AIM => Work out how many lines hold "インターネット無料". Give the number and nothing else.

Collection entries =>
##########

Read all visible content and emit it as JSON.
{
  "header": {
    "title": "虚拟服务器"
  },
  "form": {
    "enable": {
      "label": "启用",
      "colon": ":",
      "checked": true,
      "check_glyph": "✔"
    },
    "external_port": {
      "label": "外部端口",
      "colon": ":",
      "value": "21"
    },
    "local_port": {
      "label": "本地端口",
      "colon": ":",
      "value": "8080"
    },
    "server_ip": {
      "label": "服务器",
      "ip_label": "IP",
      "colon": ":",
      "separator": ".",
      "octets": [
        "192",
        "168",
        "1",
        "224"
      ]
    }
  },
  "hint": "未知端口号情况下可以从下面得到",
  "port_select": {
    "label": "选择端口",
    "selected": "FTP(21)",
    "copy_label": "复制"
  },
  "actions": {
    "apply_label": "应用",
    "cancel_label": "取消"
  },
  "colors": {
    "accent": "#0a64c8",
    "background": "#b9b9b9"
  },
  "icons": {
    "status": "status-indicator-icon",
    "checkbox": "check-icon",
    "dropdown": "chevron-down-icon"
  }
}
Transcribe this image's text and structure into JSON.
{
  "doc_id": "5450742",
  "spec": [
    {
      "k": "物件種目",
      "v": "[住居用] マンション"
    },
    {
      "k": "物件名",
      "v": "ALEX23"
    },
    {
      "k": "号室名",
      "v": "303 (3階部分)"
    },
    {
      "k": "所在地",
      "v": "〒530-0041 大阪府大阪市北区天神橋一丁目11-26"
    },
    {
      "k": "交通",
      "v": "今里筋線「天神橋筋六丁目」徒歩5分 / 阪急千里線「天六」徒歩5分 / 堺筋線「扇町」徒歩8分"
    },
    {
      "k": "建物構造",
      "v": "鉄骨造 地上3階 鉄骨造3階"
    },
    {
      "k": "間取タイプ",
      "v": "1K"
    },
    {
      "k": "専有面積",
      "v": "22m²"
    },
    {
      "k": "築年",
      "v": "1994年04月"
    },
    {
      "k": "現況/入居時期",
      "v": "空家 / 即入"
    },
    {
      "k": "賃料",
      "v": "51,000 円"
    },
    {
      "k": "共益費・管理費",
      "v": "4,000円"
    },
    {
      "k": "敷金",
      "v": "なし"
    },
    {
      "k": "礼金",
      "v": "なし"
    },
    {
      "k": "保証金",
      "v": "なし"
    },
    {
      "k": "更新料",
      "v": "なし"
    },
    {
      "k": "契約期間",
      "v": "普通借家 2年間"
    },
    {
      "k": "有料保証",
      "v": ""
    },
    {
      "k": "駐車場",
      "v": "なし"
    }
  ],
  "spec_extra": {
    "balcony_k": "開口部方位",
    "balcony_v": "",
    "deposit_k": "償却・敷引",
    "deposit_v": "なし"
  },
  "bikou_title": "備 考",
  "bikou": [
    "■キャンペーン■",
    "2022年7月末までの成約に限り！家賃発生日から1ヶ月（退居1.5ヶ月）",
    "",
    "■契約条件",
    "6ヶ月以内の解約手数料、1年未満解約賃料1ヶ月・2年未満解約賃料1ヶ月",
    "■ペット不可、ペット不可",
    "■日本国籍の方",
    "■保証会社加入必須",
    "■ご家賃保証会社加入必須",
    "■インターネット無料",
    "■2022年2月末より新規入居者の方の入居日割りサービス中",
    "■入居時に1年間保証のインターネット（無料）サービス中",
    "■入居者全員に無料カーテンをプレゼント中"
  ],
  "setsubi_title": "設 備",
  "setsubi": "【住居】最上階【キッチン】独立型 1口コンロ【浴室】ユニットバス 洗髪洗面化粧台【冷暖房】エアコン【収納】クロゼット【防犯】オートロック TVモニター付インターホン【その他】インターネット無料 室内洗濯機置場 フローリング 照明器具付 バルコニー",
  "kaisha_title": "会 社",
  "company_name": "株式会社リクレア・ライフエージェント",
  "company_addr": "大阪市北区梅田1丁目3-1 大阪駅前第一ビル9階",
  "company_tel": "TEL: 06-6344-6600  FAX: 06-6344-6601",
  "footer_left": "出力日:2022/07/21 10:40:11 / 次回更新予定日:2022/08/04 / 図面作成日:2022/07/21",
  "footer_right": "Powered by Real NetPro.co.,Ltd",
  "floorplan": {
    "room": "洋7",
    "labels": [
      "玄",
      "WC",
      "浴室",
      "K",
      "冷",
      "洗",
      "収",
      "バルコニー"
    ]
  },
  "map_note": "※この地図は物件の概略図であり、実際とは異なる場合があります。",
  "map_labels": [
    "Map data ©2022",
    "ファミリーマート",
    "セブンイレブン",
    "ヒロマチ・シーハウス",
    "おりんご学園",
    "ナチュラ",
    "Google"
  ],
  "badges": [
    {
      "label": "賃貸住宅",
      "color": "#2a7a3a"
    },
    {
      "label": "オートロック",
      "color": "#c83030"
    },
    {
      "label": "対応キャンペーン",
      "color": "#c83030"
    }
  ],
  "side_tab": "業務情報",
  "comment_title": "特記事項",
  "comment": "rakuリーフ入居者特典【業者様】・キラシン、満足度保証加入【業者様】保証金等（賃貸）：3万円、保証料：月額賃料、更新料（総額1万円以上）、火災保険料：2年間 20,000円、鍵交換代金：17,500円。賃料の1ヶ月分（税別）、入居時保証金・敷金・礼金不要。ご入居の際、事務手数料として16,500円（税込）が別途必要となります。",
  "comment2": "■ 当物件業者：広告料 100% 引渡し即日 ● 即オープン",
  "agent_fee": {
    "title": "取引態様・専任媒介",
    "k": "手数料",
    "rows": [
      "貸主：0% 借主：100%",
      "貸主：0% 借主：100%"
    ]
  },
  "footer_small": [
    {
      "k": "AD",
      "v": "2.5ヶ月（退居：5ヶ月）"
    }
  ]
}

##########

RESULT => 2